** begin DATA FOR THIS EXERCISE **

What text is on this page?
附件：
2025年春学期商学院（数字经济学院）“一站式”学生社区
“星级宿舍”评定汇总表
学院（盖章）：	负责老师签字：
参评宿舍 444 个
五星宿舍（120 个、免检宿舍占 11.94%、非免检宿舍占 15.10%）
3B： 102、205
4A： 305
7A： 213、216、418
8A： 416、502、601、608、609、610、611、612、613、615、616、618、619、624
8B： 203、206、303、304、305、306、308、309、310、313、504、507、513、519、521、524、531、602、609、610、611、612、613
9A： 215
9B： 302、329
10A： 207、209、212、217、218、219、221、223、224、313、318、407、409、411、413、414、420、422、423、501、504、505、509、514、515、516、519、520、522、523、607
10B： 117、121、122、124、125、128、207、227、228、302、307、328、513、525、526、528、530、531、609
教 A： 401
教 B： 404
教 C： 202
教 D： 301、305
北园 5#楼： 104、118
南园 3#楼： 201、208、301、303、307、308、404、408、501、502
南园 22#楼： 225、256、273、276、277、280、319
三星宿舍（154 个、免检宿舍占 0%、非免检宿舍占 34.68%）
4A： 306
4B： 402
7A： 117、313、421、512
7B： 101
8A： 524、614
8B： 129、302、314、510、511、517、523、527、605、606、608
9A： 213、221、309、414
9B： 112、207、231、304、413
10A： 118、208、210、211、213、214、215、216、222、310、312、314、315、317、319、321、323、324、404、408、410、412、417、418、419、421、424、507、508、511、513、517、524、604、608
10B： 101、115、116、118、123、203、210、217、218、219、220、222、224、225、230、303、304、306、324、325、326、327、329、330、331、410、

** end DATA FOR THIS EXERCISE **

CHALLENGE: The lines above should be duplicated exactly.

EXERCISE ANSWER:
What text is on this page?
附件：
2025年春学期商学院（数字经济学院）“一站式”学生社区
“星级宿舍”评定汇总表
学院（盖章）：	负责老师签字：
参评宿舍 444 个
五星宿舍（120 个、免检宿舍占 11.94%、非免检宿舍占 15.10%）
3B： 102、205
4A： 305
7A： 213、216、418
8A： 416、502、601、608、609、610、611、612、613、615、616、618、619、624
8B： 203、206、303、304、305、306、308、309、310、313、504、507、513、519、521、524、531、602、609、610、611、612、613
9A： 215
9B： 302、329
10A： 207、209、212、217、218、219、221、223、224、313、318、407、409、411、413、414、420、422、423、501、504、505、509、514、515、516、519、520、522、523、607
10B： 117、121、122、124、125、128、207、227、228、302、307、328、513、525、526、528、530、531、609
教 A： 401
教 B： 404
教 C： 202
教 D： 301、305
北园 5#楼： 104、118
南园 3#楼： 201、208、301、303、307、308、404、408、501、502
南园 22#楼： 225、256、273、276、277、280、319
三星宿舍（154 个、免检宿舍占 0%、非免检宿舍占 34.68%）
4A： 306
4B： 402
7A： 117、313、421、512
7B： 101
8A： 524、614
8B： 129、302、314、510、511、517、523、527、605、606、608
9A： 213、221、309、414
9B： 112、207、231、304、413
10A： 118、208、210、211、213、214、215、216、222、310、312、314、315、317、319、321、323、324、404、408、410、412、417、418、419、421、424、507、508、511、513、517、524、604、608
10B： 101、115、116、118、123、203、210、217、218、219、220、222、224、225、230、303、304、306、324、325、326、327、329、330、331、410、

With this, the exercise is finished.